Write out the listing below line for line, keeping every character unchanged.

--- BEGIN ---

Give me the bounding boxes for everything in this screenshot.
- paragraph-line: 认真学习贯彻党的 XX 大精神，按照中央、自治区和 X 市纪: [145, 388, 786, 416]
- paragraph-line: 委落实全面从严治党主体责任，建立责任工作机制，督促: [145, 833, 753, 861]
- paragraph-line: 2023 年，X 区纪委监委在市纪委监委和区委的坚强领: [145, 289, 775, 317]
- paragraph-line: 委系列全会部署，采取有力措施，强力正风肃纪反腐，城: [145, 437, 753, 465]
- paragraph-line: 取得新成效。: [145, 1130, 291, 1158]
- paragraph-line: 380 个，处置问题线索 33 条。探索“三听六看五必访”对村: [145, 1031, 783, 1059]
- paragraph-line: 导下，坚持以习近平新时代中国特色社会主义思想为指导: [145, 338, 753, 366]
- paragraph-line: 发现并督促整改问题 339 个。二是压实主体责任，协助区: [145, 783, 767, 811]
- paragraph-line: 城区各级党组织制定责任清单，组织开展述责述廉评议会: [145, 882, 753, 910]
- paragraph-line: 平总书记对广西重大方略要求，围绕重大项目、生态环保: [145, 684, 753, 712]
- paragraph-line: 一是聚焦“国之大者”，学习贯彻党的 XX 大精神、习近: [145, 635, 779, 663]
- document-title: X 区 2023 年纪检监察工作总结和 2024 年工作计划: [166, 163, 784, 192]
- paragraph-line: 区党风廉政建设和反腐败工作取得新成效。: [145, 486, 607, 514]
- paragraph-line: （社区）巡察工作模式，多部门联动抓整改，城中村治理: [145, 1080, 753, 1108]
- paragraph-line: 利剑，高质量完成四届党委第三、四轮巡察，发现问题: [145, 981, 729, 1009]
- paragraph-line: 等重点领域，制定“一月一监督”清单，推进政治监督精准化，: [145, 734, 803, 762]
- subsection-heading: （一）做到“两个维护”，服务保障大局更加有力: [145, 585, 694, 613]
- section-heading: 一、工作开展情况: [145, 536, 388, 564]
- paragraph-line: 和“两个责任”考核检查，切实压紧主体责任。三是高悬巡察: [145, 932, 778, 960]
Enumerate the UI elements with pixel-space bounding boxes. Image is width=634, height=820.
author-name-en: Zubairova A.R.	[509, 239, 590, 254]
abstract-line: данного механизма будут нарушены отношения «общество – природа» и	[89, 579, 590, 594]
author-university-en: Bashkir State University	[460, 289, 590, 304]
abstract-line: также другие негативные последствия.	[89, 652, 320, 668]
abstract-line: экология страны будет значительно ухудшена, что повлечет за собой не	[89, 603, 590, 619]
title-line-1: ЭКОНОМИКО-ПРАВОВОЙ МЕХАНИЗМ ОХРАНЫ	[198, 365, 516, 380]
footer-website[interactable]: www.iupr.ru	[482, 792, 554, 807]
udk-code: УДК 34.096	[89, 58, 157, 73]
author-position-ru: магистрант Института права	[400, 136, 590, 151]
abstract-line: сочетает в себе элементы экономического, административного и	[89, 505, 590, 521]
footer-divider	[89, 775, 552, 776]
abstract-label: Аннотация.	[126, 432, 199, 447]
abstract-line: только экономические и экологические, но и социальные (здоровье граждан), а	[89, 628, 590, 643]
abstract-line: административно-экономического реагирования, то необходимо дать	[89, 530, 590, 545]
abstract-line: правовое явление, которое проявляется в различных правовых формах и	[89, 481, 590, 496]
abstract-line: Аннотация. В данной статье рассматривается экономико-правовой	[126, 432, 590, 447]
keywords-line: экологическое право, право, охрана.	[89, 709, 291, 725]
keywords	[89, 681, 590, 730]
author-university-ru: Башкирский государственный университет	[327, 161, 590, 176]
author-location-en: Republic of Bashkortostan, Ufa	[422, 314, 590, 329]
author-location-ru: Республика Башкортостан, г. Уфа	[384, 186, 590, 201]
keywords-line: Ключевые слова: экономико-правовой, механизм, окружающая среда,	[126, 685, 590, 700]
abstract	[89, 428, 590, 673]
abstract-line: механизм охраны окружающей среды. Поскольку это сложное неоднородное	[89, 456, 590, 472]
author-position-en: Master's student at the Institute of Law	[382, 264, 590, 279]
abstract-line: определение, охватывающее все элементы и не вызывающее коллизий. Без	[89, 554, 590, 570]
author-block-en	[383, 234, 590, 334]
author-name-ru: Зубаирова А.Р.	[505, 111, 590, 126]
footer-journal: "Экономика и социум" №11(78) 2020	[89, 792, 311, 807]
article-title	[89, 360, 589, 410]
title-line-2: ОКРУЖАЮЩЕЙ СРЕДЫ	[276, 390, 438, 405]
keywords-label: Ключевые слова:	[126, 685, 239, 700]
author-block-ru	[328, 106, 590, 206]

--- END ---

- _The solution_
Give me the bounding boxes for everything in this screenshot.
- paragraph-line: 认真学习贯彻党的 XX 大精神，按照中央、自治区和 X 市纪: [145, 388, 786, 416]
- paragraph-line: 委落实全面从严治党主体责任，建立责任工作机制，督促: [145, 833, 753, 861]
- paragraph-line: 2023 年，X 区纪委监委在市纪委监委和区委的坚强领: [145, 289, 775, 317]
- paragraph-line: 委系列全会部署，采取有力措施，强力正风肃纪反腐，城: [145, 437, 753, 465]
- paragraph-line: 取得新成效。: [145, 1130, 291, 1158]
- paragraph-line: 380 个，处置问题线索 33 条。探索“三听六看五必访”对村: [145, 1031, 783, 1059]
- paragraph-line: 导下，坚持以习近平新时代中国特色社会主义思想为指导: [145, 338, 753, 366]
- paragraph-line: 发现并督促整改问题 339 个。二是压实主体责任，协助区: [145, 783, 767, 811]
- paragraph-line: 城区各级党组织制定责任清单，组织开展述责述廉评议会: [145, 882, 753, 910]
- paragraph-line: 平总书记对广西重大方略要求，围绕重大项目、生态环保: [145, 684, 753, 712]
- paragraph-line: 一是聚焦“国之大者”，学习贯彻党的 XX 大精神、习近: [145, 635, 779, 663]
- document-title: X 区 2023 年纪检监察工作总结和 2024 年工作计划: [166, 163, 784, 192]
- paragraph-line: 区党风廉政建设和反腐败工作取得新成效。: [145, 486, 607, 514]
- paragraph-line: （社区）巡察工作模式，多部门联动抓整改，城中村治理: [145, 1080, 753, 1108]
- paragraph-line: 利剑，高质量完成四届党委第三、四轮巡察，发现问题: [145, 981, 729, 1009]
- paragraph-line: 等重点领域，制定“一月一监督”清单，推进政治监督精准化，: [145, 734, 803, 762]
- subsection-heading: （一）做到“两个维护”，服务保障大局更加有力: [145, 585, 694, 613]
- section-heading: 一、工作开展情况: [145, 536, 388, 564]
- paragraph-line: 和“两个责任”考核检查，切实压紧主体责任。三是高悬巡察: [145, 932, 778, 960]
Enumerate the UI elements with pixel-space bounding boxes. Image is width=634, height=820.
author-name-en: Zubairova A.R.	[509, 239, 590, 254]
abstract-line: данного механизма будут нарушены отношения «общество – природа» и	[89, 579, 590, 594]
author-university-en: Bashkir State University	[460, 289, 590, 304]
abstract-line: также другие негативные последствия.	[89, 652, 320, 668]
abstract-line: экология страны будет значительно ухудшена, что повлечет за собой не	[89, 603, 590, 619]
title-line-1: ЭКОНОМИКО-ПРАВОВОЙ МЕХАНИЗМ ОХРАНЫ	[198, 365, 516, 380]
footer-website[interactable]: www.iupr.ru	[482, 792, 554, 807]
udk-code: УДК 34.096	[89, 58, 157, 73]
author-position-ru: магистрант Института права	[400, 136, 590, 151]
abstract-line: сочетает в себе элементы экономического, административного и	[89, 505, 590, 521]
footer-divider	[89, 775, 552, 776]
abstract-label: Аннотация.	[126, 432, 199, 447]
abstract-line: только экономические и экологические, но и социальные (здоровье граждан), а	[89, 628, 590, 643]
abstract-line: административно-экономического реагирования, то необходимо дать	[89, 530, 590, 545]
abstract-line: правовое явление, которое проявляется в различных правовых формах и	[89, 481, 590, 496]
abstract-line: Аннотация. В данной статье рассматривается экономико-правовой	[126, 432, 590, 447]
keywords-line: экологическое право, право, охрана.	[89, 709, 291, 725]
keywords	[89, 681, 590, 730]
author-university-ru: Башкирский государственный университет	[327, 161, 590, 176]
author-location-en: Republic of Bashkortostan, Ufa	[422, 314, 590, 329]
author-location-ru: Республика Башкортостан, г. Уфа	[384, 186, 590, 201]
keywords-line: Ключевые слова: экономико-правовой, механизм, окружающая среда,	[126, 685, 590, 700]
abstract	[89, 428, 590, 673]
abstract-line: механизм охраны окружающей среды. Поскольку это сложное неоднородное	[89, 456, 590, 472]
author-position-en: Master's student at the Institute of Law	[382, 264, 590, 279]
abstract-line: определение, охватывающее все элементы и не вызывающее коллизий. Без	[89, 554, 590, 570]
author-block-en	[383, 234, 590, 334]
author-name-ru: Зубаирова А.Р.	[505, 111, 590, 126]
footer-journal: "Экономика и социум" №11(78) 2020	[89, 792, 311, 807]
article-title	[89, 360, 589, 410]
title-line-2: ОКРУЖАЮЩЕЙ СРЕДЫ	[276, 390, 438, 405]
keywords-label: Ключевые слова:	[126, 685, 239, 700]
author-block-ru	[328, 106, 590, 206]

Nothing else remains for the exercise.